STATED TASK
From the entries below, pull out each line where "style" appears.

Recorded data
--------------------------------------------------
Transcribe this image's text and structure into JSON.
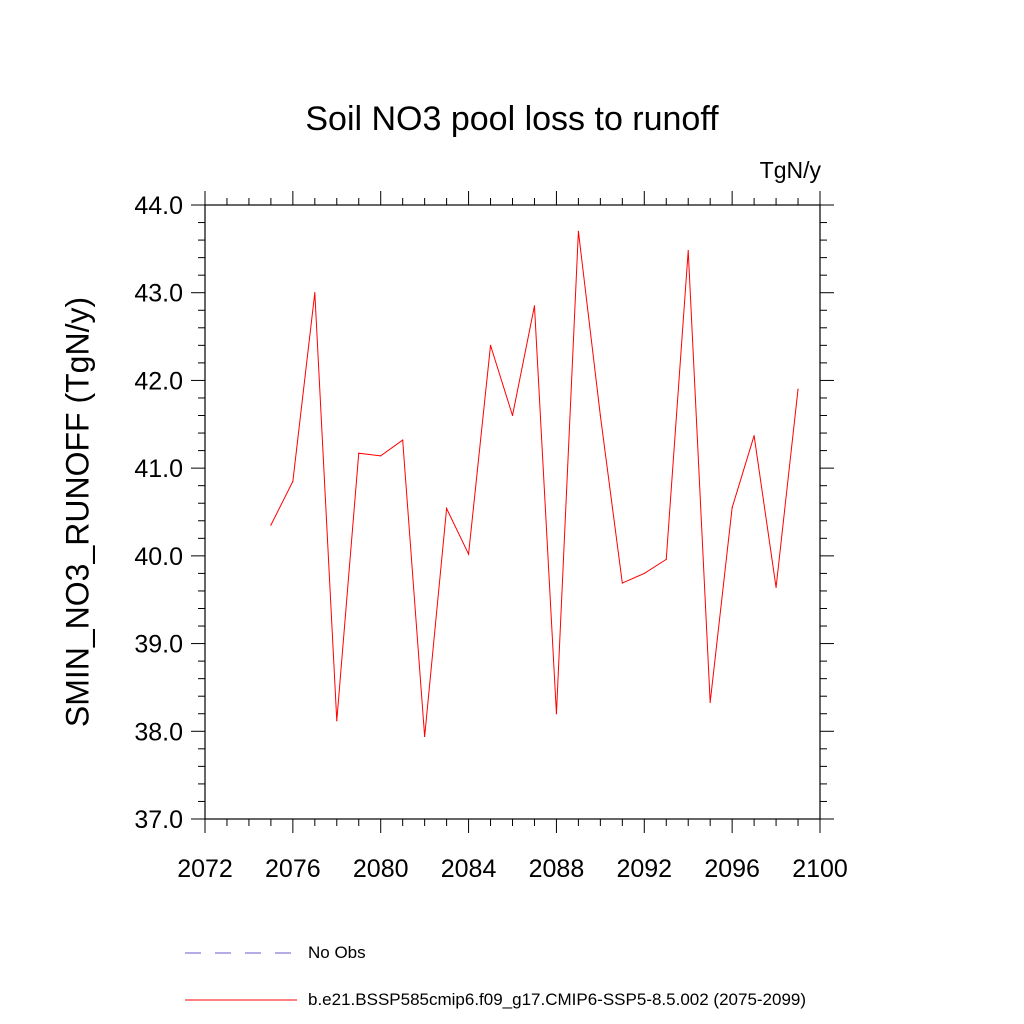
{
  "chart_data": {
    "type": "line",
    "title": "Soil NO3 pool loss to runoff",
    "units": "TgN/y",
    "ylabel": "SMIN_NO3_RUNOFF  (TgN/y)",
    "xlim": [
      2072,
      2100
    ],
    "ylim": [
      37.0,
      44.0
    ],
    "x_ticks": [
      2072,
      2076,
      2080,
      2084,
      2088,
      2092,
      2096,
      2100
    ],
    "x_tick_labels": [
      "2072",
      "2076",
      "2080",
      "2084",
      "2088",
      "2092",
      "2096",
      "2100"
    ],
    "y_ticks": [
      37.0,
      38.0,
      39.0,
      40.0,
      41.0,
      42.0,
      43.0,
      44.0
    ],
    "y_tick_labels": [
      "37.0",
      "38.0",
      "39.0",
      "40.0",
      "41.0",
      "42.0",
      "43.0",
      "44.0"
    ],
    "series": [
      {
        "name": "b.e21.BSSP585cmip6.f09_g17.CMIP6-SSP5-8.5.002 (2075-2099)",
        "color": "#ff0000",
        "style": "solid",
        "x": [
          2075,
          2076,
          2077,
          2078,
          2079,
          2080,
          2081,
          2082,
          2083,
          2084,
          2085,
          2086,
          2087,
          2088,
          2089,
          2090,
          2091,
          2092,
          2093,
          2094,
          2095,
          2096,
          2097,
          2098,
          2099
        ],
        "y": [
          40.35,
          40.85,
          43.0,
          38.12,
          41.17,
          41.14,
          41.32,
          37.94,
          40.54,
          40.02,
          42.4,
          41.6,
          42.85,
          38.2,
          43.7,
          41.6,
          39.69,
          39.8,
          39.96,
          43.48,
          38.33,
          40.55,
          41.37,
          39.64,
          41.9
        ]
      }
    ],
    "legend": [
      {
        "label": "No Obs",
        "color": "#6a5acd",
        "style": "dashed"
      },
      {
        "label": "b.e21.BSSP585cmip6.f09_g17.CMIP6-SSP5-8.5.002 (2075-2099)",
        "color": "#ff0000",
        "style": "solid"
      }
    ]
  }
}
--------------------------------------------------
REPLY
        "style": "solid",
        "style": "dashed"
        "style": "solid"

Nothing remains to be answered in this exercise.